### Instructions to follow
Pull each line holding "désirs" out of the entries below.

# START OF Rows

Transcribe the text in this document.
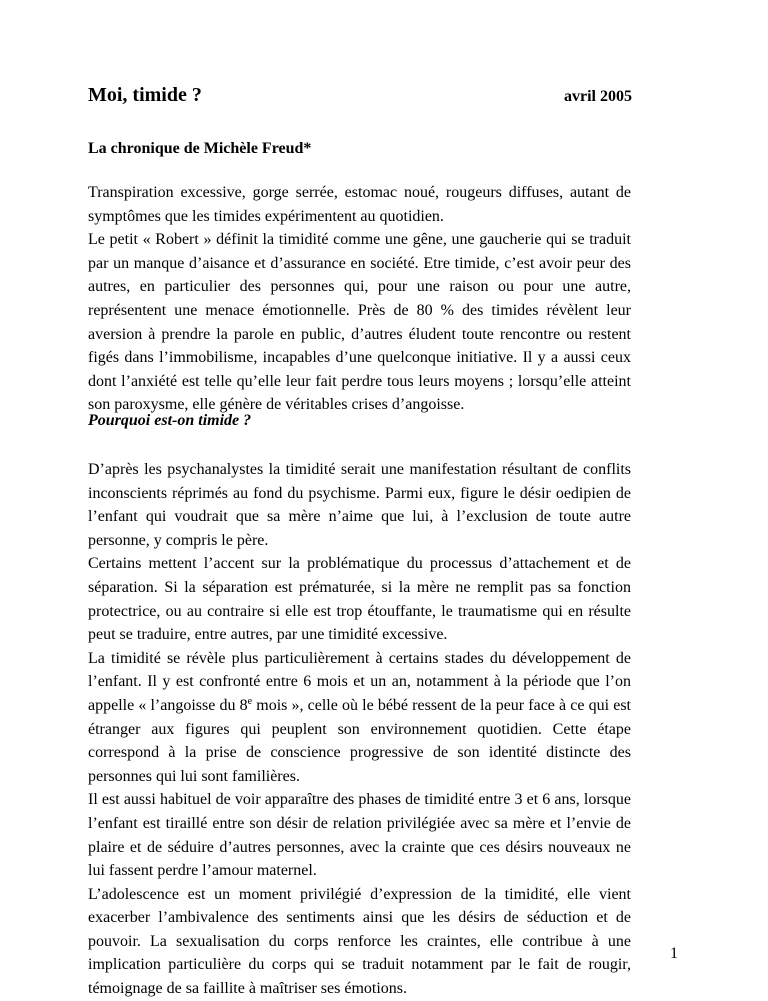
Moi, timide ?	avril 2005
La chronique de Michèle Freud*

Transpiration excessive, gorge serrée, estomac noué, rougeurs diffuses, autant de symptômes que les timides expérimentent au quotidien.

Le petit « Robert » définit la timidité comme une gêne, une gaucherie qui se traduit par un manque d’aisance et d’assurance en société. Etre timide, c’est avoir peur des autres, en particulier des personnes qui, pour une raison ou pour une autre, représentent une menace émotionnelle. Près de 80 % des timides révèlent leur aversion à prendre la parole en public, d’autres éludent toute rencontre ou restent figés dans l’immobilisme, incapables d’une quelconque initiative. Il y a aussi ceux dont l’anxiété est telle qu’elle leur fait perdre tous leurs moyens ; lorsqu’elle atteint son paroxysme, elle génère de véritables crises d’angoisse.

Pourquoi est-on timide ?

D’après les psychanalystes la timidité serait une manifestation résultant de conflits inconscients réprimés au fond du psychisme. Parmi eux, figure le désir oedipien de l’enfant qui voudrait que sa mère n’aime que lui, à l’exclusion de toute autre personne, y compris le père.

Certains mettent l’accent sur la problématique du processus d’attachement et de séparation. Si la séparation est prématurée, si la mère ne remplit pas sa fonction protectrice, ou au contraire si elle est trop étouffante, le traumatisme qui en résulte peut se traduire, entre autres, par une timidité excessive.

La timidité se révèle plus particulièrement à certains stades du développement de l’enfant. Il y est confronté entre 6 mois et un an, notamment à la période que l’on appelle « l’angoisse du 8e mois », celle où le bébé ressent de la peur face à ce qui est étranger aux figures qui peuplent son environnement quotidien. Cette étape correspond à la prise de conscience progressive de son identité distincte des personnes qui lui sont familières.

Il est aussi habituel de voir apparaître des phases de timidité entre 3 et 6 ans, lorsque l’enfant est tiraillé entre son désir de relation privilégiée avec sa mère et l’envie de plaire et de séduire d’autres personnes, avec la crainte que ces désirs nouveaux ne lui fassent perdre l’amour maternel.

L’adolescence est un moment privilégié d’expression de la timidité, elle vient exacerber l’ambivalence des sentiments ainsi que les désirs de séduction et de pouvoir. La sexualisation du corps renforce les craintes, elle contribue à une implication particulière du corps qui se traduit notamment par le fait de rougir, témoignage de sa faillite à maîtriser ses émotions.

1
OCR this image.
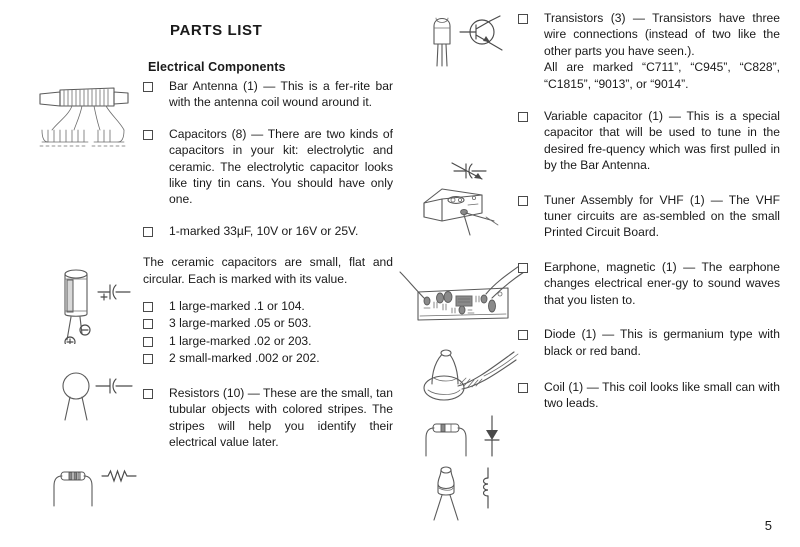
PARTS LIST
Electrical Components
Bar Antenna (1) — This is a fer-rite bar with the antenna coil wound around it.
Capacitors (8) — There are two kinds of capacitors in your kit: electrolytic and ceramic. The electrolytic capacitor looks like tiny tin cans. You should have only one.
1-marked 33µF, 10V or 16V or 25V.

The ceramic capacitors are small, flat and circular. Each is marked with its value.

1 large-marked .1 or 104.
3 large-marked .05 or 503.
1 large-marked .02 or 203.
2 small-marked .002 or 202.
Resistors (10) — These are the small, tan tubular objects with colored stripes. The stripes will help you identify their electrical value later.
Transistors (3) — Transistors have three wire connections (instead of two like the other parts you have seen.).
All are marked “C711”, “C945”, “C828”, “C1815”, “9013”, or “9014”.
Variable capacitor (1) — This is a special capacitor that will be used to tune in the desired fre-quency which was first pulled in by the Bar Antenna.
Tuner Assembly for VHF (1) — The VHF tuner circuits are as-sembled on the small Printed Circuit Board.
Earphone, magnetic (1) — The earphone changes electrical ener-gy to sound waves that you listen to.
Diode (1) — This is germanium type with black or red band.
Coil (1) — This coil looks like small can with two leads.
5
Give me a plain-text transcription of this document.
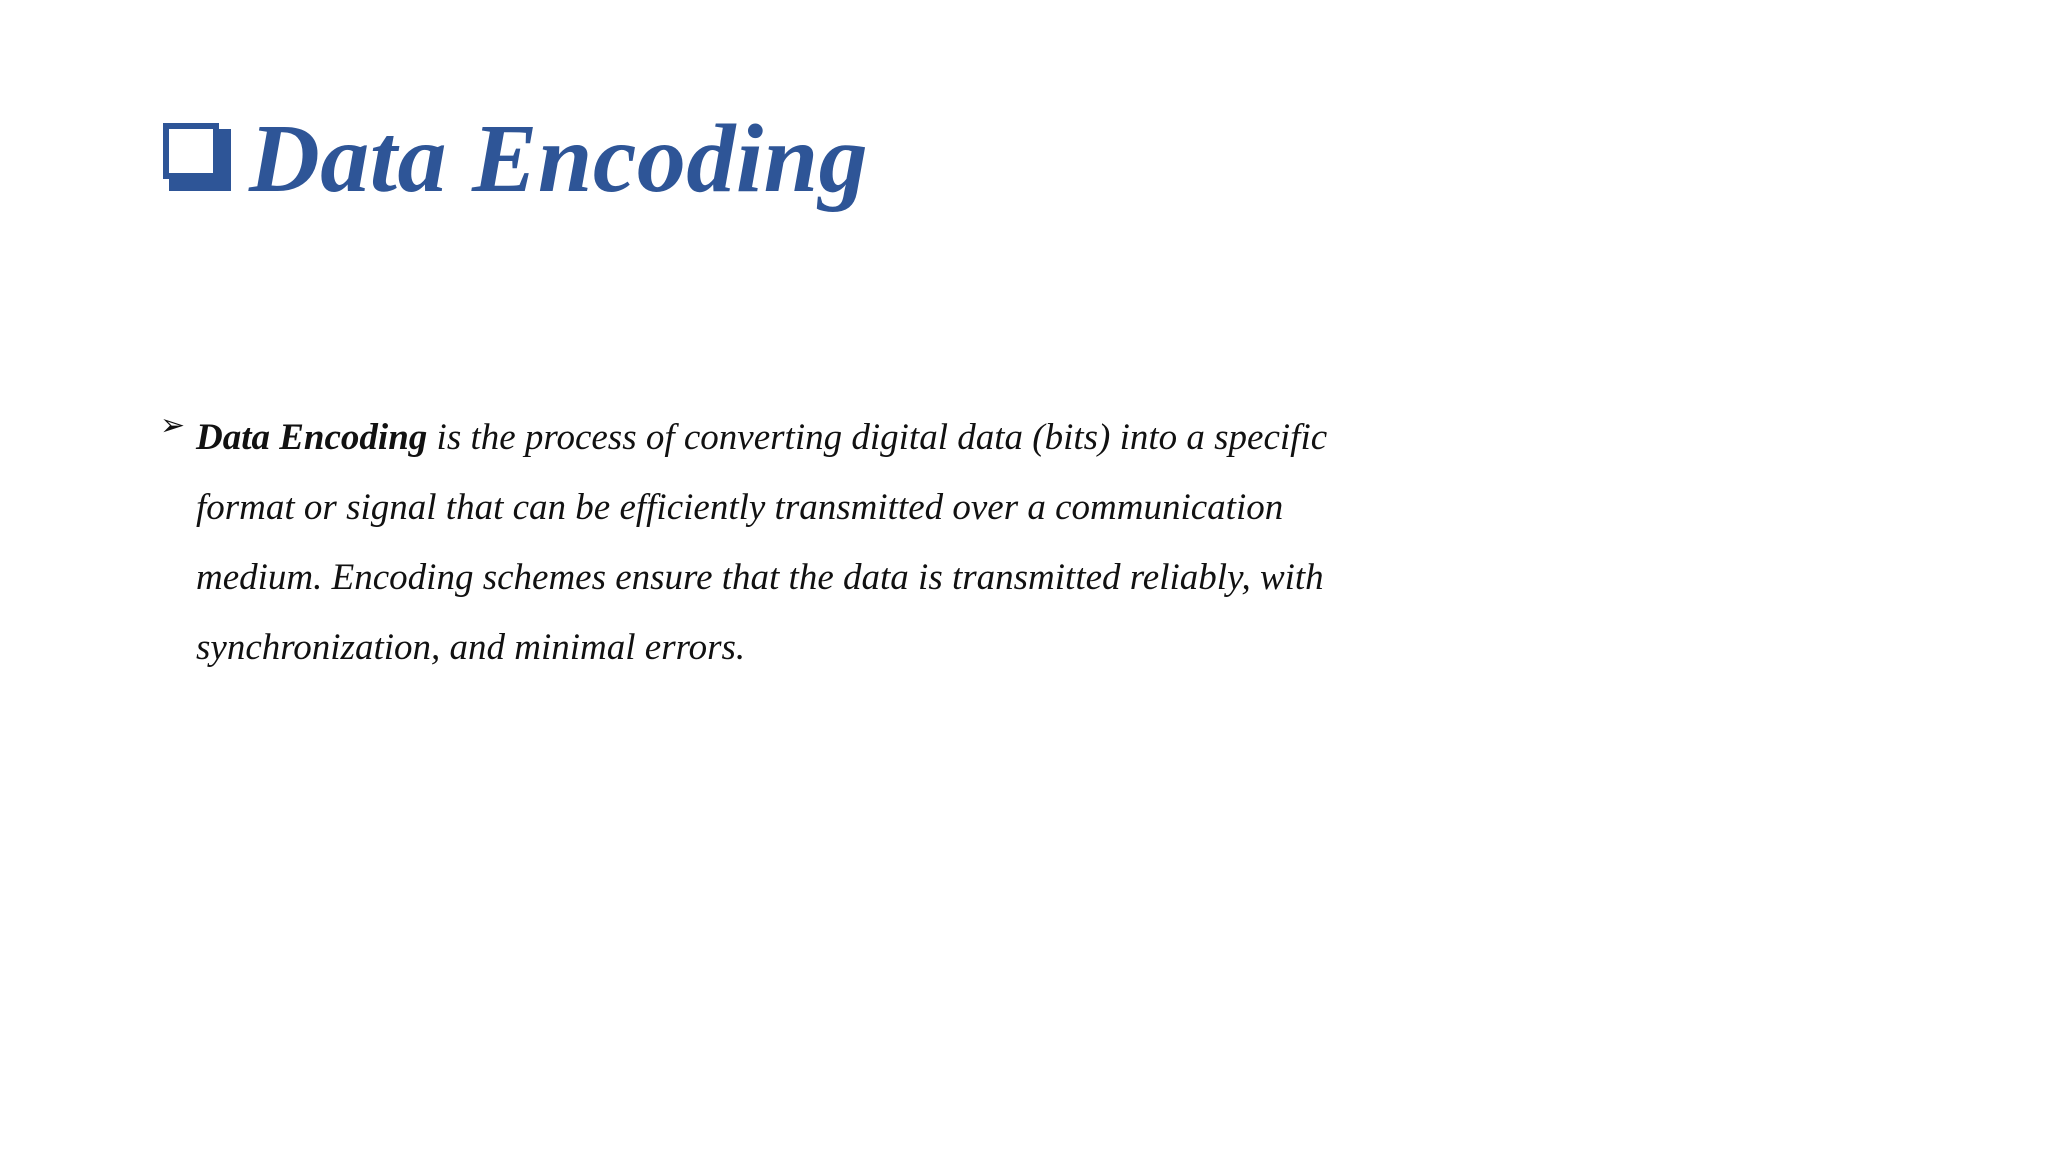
Data Encoding
➢ Data Encoding is the process of converting digital data (bits) into a specific format or signal that can be efficiently transmitted over a communication medium. Encoding schemes ensure that the data is transmitted reliably, with synchronization, and minimal errors.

# END OF Rows

### Expected output
Il est aussi habituel de voir apparaître des phases de timidité entre 3 et 6 ans, lorsque l’enfant est tiraillé entre son désir de relation privilégiée avec sa mère et l’envie de plaire et de séduire d’autres personnes, avec la crainte que ces désirs nouveaux ne lui fassent perdre l’amour maternel.
L’adolescence est un moment privilégié d’expression de la timidité, elle vient exacerber l’ambivalence des sentiments ainsi que les désirs de séduction et de pouvoir. La sexualisation du corps renforce les craintes, elle contribue à une implication particulière du corps qui se traduit notamment par le fait de rougir, témoignage de sa faillite à maîtriser ses émotions.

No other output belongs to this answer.